### RECORDS FOR PROCESSING:
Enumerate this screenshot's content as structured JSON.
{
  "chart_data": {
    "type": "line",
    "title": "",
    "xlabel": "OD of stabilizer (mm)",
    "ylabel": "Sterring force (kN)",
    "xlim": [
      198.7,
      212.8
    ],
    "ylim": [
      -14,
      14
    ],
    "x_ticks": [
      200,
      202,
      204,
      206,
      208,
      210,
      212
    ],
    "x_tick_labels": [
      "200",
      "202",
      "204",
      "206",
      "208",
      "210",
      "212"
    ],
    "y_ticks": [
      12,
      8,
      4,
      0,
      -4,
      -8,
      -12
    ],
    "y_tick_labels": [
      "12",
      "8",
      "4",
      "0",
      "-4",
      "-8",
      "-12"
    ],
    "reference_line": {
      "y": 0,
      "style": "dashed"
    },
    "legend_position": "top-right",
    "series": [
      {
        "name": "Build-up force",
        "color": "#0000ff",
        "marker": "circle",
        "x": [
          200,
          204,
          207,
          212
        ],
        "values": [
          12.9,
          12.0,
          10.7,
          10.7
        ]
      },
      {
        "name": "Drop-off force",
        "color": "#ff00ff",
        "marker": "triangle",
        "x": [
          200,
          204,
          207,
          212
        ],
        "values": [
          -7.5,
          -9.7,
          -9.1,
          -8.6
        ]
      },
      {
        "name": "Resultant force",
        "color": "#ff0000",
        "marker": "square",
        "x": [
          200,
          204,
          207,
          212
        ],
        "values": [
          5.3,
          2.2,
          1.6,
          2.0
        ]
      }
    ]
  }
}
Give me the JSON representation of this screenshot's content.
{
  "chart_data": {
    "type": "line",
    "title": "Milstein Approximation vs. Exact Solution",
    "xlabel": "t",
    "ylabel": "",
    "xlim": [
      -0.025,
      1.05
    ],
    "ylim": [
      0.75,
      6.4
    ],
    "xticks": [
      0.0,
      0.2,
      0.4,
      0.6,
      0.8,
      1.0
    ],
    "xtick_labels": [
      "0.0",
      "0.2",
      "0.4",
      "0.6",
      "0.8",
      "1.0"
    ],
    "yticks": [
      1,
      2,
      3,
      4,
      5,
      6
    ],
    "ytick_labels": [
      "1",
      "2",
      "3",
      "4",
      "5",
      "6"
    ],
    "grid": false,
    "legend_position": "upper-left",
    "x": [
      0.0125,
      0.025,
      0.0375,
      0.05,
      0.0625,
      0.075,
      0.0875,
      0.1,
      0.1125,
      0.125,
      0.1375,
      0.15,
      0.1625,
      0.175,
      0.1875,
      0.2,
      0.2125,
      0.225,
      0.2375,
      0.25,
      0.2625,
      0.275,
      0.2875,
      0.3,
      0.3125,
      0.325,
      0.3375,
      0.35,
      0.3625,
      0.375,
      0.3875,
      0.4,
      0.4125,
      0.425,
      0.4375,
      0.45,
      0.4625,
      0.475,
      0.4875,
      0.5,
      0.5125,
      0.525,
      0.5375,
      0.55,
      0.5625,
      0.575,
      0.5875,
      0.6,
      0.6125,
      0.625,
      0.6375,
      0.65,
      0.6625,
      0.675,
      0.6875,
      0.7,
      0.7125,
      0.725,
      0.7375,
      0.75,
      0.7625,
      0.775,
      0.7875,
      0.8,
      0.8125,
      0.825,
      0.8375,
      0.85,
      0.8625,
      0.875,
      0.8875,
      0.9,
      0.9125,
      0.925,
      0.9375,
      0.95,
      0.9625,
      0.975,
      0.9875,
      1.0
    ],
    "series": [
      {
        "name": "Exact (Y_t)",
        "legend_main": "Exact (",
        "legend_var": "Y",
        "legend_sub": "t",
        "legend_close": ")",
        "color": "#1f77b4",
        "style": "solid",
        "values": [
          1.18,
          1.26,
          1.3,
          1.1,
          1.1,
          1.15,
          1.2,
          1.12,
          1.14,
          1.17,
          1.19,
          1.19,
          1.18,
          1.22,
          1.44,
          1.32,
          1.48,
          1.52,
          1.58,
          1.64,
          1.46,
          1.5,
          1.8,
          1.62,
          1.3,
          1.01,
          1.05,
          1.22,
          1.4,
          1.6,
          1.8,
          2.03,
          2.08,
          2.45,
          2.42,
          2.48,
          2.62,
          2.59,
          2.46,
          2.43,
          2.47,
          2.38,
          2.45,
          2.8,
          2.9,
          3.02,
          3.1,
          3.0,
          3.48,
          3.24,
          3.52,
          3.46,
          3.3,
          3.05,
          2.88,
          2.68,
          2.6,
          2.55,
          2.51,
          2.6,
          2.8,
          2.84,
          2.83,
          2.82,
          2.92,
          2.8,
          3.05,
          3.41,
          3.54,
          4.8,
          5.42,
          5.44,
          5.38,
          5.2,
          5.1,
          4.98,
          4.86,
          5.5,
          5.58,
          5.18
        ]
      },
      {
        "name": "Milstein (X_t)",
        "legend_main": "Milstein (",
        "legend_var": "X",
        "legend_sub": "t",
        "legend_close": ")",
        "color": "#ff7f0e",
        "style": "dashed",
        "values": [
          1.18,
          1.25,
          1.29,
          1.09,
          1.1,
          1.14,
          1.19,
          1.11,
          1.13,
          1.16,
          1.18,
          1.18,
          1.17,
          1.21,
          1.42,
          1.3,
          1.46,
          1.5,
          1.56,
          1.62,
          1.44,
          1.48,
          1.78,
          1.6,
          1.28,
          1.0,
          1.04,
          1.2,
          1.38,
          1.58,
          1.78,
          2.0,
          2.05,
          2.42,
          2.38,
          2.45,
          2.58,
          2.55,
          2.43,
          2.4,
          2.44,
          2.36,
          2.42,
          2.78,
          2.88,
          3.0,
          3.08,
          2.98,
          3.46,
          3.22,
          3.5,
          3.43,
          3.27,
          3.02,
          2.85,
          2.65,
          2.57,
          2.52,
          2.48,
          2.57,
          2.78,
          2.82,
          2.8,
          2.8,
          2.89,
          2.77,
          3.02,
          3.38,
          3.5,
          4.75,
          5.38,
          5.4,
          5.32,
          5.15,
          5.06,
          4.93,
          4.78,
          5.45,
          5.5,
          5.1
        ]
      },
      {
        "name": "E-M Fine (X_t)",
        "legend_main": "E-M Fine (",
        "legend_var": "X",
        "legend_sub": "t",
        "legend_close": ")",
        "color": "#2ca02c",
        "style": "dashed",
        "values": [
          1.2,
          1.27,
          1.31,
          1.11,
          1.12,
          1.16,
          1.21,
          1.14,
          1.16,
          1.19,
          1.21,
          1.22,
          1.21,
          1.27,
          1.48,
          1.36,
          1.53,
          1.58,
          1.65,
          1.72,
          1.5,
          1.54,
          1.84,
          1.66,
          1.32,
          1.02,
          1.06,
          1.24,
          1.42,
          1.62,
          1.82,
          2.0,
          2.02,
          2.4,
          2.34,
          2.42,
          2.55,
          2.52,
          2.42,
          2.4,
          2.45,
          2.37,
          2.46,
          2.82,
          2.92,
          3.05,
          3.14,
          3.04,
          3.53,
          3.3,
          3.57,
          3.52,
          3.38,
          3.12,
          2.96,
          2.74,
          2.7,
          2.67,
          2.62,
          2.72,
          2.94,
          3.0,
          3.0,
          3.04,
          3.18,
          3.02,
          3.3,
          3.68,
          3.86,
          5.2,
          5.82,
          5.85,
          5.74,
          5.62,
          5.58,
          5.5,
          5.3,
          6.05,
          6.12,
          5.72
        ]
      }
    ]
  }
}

### INSTRUCTIONS TO FOLLOW:
Reproduce all data above, unchanged.

### RESPONSE BELOW:
Enumerate this screenshot's content as structured JSON.
{
  "chart_data": {
    "type": "line",
    "title": "",
    "xlabel": "OD of stabilizer (mm)",
    "ylabel": "Sterring force (kN)",
    "xlim": [
      198.7,
      212.8
    ],
    "ylim": [
      -14,
      14
    ],
    "x_ticks": [
      200,
      202,
      204,
      206,
      208,
      210,
      212
    ],
    "x_tick_labels": [
      "200",
      "202",
      "204",
      "206",
      "208",
      "210",
      "212"
    ],
    "y_ticks": [
      12,
      8,
      4,
      0,
      -4,
      -8,
      -12
    ],
    "y_tick_labels": [
      "12",
      "8",
      "4",
      "0",
      "-4",
      "-8",
      "-12"
    ],
    "reference_line": {
      "y": 0,
      "style": "dashed"
    },
    "legend_position": "top-right",
    "series": [
      {
        "name": "Build-up force",
        "color": "#0000ff",
        "marker": "circle",
        "x": [
          200,
          204,
          207,
          212
        ],
        "values": [
          12.9,
          12.0,
          10.7,
          10.7
        ]
      },
      {
        "name": "Drop-off force",
        "color": "#ff00ff",
        "marker": "triangle",
        "x": [
          200,
          204,
          207,
          212
        ],
        "values": [
          -7.5,
          -9.7,
          -9.1,
          -8.6
        ]
      },
      {
        "name": "Resultant force",
        "color": "#ff0000",
        "marker": "square",
        "x": [
          200,
          204,
          207,
          212
        ],
        "values": [
          5.3,
          2.2,
          1.6,
          2.0
        ]
      }
    ]
  }
}
Give me the JSON representation of this screenshot's content.
{
  "chart_data": {
    "type": "line",
    "title": "Milstein Approximation vs. Exact Solution",
    "xlabel": "t",
    "ylabel": "",
    "xlim": [
      -0.025,
      1.05
    ],
    "ylim": [
      0.75,
      6.4
    ],
    "xticks": [
      0.0,
      0.2,
      0.4,
      0.6,
      0.8,
      1.0
    ],
    "xtick_labels": [
      "0.0",
      "0.2",
      "0.4",
      "0.6",
      "0.8",
      "1.0"
    ],
    "yticks": [
      1,
      2,
      3,
      4,
      5,
      6
    ],
    "ytick_labels": [
      "1",
      "2",
      "3",
      "4",
      "5",
      "6"
    ],
    "grid": false,
    "legend_position": "upper-left",
    "x": [
      0.0125,
      0.025,
      0.0375,
      0.05,
      0.0625,
      0.075,
      0.0875,
      0.1,
      0.1125,
      0.125,
      0.1375,
      0.15,
      0.1625,
      0.175,
      0.1875,
      0.2,
      0.2125,
      0.225,
      0.2375,
      0.25,
      0.2625,
      0.275,
      0.2875,
      0.3,
      0.3125,
      0.325,
      0.3375,
      0.35,
      0.3625,
      0.375,
      0.3875,
      0.4,
      0.4125,
      0.425,
      0.4375,
      0.45,
      0.4625,
      0.475,
      0.4875,
      0.5,
      0.5125,
      0.525,
      0.5375,
      0.55,
      0.5625,
      0.575,
      0.5875,
      0.6,
      0.6125,
      0.625,
      0.6375,
      0.65,
      0.6625,
      0.675,
      0.6875,
      0.7,
      0.7125,
      0.725,
      0.7375,
      0.75,
      0.7625,
      0.775,
      0.7875,
      0.8,
      0.8125,
      0.825,
      0.8375,
      0.85,
      0.8625,
      0.875,
      0.8875,
      0.9,
      0.9125,
      0.925,
      0.9375,
      0.95,
      0.9625,
      0.975,
      0.9875,
      1.0
    ],
    "series": [
      {
        "name": "Exact (Y_t)",
        "legend_main": "Exact (",
        "legend_var": "Y",
        "legend_sub": "t",
        "legend_close": ")",
        "color": "#1f77b4",
        "style": "solid",
        "values": [
          1.18,
          1.26,
          1.3,
          1.1,
          1.1,
          1.15,
          1.2,
          1.12,
          1.14,
          1.17,
          1.19,
          1.19,
          1.18,
          1.22,
          1.44,
          1.32,
          1.48,
          1.52,
          1.58,
          1.64,
          1.46,
          1.5,
          1.8,
          1.62,
          1.3,
          1.01,
          1.05,
          1.22,
          1.4,
          1.6,
          1.8,
          2.03,
          2.08,
          2.45,
          2.42,
          2.48,
          2.62,
          2.59,
          2.46,
          2.43,
          2.47,
          2.38,
          2.45,
          2.8,
          2.9,
          3.02,
          3.1,
          3.0,
          3.48,
          3.24,
          3.52,
          3.46,
          3.3,
          3.05,
          2.88,
          2.68,
          2.6,
          2.55,
          2.51,
          2.6,
          2.8,
          2.84,
          2.83,
          2.82,
          2.92,
          2.8,
          3.05,
          3.41,
          3.54,
          4.8,
          5.42,
          5.44,
          5.38,
          5.2,
          5.1,
          4.98,
          4.86,
          5.5,
          5.58,
          5.18
        ]
      },
      {
        "name": "Milstein (X_t)",
        "legend_main": "Milstein (",
        "legend_var": "X",
        "legend_sub": "t",
        "legend_close": ")",
        "color": "#ff7f0e",
        "style": "dashed",
        "values": [
          1.18,
          1.25,
          1.29,
          1.09,
          1.1,
          1.14,
          1.19,
          1.11,
          1.13,
          1.16,
          1.18,
          1.18,
          1.17,
          1.21,
          1.42,
          1.3,
          1.46,
          1.5,
          1.56,
          1.62,
          1.44,
          1.48,
          1.78,
          1.6,
          1.28,
          1.0,
          1.04,
          1.2,
          1.38,
          1.58,
          1.78,
          2.0,
          2.05,
          2.42,
          2.38,
          2.45,
          2.58,
          2.55,
          2.43,
          2.4,
          2.44,
          2.36,
          2.42,
          2.78,
          2.88,
          3.0,
          3.08,
          2.98,
          3.46,
          3.22,
          3.5,
          3.43,
          3.27,
          3.02,
          2.85,
          2.65,
          2.57,
          2.52,
          2.48,
          2.57,
          2.78,
          2.82,
          2.8,
          2.8,
          2.89,
          2.77,
          3.02,
          3.38,
          3.5,
          4.75,
          5.38,
          5.4,
          5.32,
          5.15,
          5.06,
          4.93,
          4.78,
          5.45,
          5.5,
          5.1
        ]
      },
      {
        "name": "E-M Fine (X_t)",
        "legend_main": "E-M Fine (",
        "legend_var": "X",
        "legend_sub": "t",
        "legend_close": ")",
        "color": "#2ca02c",
        "style": "dashed",
        "values": [
          1.2,
          1.27,
          1.31,
          1.11,
          1.12,
          1.16,
          1.21,
          1.14,
          1.16,
          1.19,
          1.21,
          1.22,
          1.21,
          1.27,
          1.48,
          1.36,
          1.53,
          1.58,
          1.65,
          1.72,
          1.5,
          1.54,
          1.84,
          1.66,
          1.32,
          1.02,
          1.06,
          1.24,
          1.42,
          1.62,
          1.82,
          2.0,
          2.02,
          2.4,
          2.34,
          2.42,
          2.55,
          2.52,
          2.42,
          2.4,
          2.45,
          2.37,
          2.46,
          2.82,
          2.92,
          3.05,
          3.14,
          3.04,
          3.53,
          3.3,
          3.57,
          3.52,
          3.38,
          3.12,
          2.96,
          2.74,
          2.7,
          2.67,
          2.62,
          2.72,
          2.94,
          3.0,
          3.0,
          3.04,
          3.18,
          3.02,
          3.3,
          3.68,
          3.86,
          5.2,
          5.82,
          5.85,
          5.74,
          5.62,
          5.58,
          5.5,
          5.3,
          6.05,
          6.12,
          5.72
        ]
      }
    ]
  }
}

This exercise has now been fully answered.